#### RAW RECORDS

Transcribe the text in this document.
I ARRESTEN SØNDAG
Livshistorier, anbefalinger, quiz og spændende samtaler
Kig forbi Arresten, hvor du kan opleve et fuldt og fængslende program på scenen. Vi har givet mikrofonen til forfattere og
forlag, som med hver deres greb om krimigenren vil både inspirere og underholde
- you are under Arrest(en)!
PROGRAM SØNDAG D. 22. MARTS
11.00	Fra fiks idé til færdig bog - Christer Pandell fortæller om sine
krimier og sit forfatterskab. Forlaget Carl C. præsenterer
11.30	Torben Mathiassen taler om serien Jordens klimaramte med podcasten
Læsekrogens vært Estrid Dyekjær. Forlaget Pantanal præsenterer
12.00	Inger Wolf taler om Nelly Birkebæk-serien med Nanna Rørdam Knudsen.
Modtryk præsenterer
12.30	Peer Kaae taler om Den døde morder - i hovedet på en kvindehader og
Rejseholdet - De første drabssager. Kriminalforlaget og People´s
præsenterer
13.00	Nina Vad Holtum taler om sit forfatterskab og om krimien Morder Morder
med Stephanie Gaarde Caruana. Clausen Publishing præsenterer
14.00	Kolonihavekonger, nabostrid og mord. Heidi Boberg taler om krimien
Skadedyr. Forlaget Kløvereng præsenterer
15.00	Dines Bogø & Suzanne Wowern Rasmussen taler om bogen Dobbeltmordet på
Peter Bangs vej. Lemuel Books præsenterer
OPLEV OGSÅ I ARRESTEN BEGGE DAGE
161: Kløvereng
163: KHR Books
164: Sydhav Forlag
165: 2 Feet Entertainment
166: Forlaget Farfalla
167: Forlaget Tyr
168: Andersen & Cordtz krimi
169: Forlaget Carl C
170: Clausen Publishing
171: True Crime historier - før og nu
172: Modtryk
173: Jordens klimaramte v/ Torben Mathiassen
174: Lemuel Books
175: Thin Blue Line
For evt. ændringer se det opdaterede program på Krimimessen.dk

########

*WHAT IS REQUIRED*. Word for word, write out the data.

*WRITTEN SOLUTION*.
Transcribe the text in this document.
I ARRESTEN SØNDAG
Livshistorier, anbefalinger, quiz og spændende samtaler
Kig forbi Arresten, hvor du kan opleve et fuldt og fængslende program på scenen. Vi har givet mikrofonen til forfattere og
forlag, som med hver deres greb om krimigenren vil både inspirere og underholde
- you are under Arrest(en)!
PROGRAM SØNDAG D. 22. MARTS
11.00	Fra fiks idé til færdig bog - Christer Pandell fortæller om sine
krimier og sit forfatterskab. Forlaget Carl C. præsenterer
11.30	Torben Mathiassen taler om serien Jordens klimaramte med podcasten
Læsekrogens vært Estrid Dyekjær. Forlaget Pantanal præsenterer
12.00	Inger Wolf taler om Nelly Birkebæk-serien med Nanna Rørdam Knudsen.
Modtryk præsenterer
12.30	Peer Kaae taler om Den døde morder - i hovedet på en kvindehader og
Rejseholdet - De første drabssager. Kriminalforlaget og People´s
præsenterer
13.00	Nina Vad Holtum taler om sit forfatterskab og om krimien Morder Morder
med Stephanie Gaarde Caruana. Clausen Publishing præsenterer
14.00	Kolonihavekonger, nabostrid og mord. Heidi Boberg taler om krimien
Skadedyr. Forlaget Kløvereng præsenterer
15.00	Dines Bogø & Suzanne Wowern Rasmussen taler om bogen Dobbeltmordet på
Peter Bangs vej. Lemuel Books præsenterer
OPLEV OGSÅ I ARRESTEN BEGGE DAGE
161: Kløvereng
163: KHR Books
164: Sydhav Forlag
165: 2 Feet Entertainment
166: Forlaget Farfalla
167: Forlaget Tyr
168: Andersen & Cordtz krimi
169: Forlaget Carl C
170: Clausen Publishing
171: True Crime historier - før og nu
172: Modtryk
173: Jordens klimaramte v/ Torben Mathiassen
174: Lemuel Books
175: Thin Blue Line
For evt. ændringer se det opdaterede program på Krimimessen.dk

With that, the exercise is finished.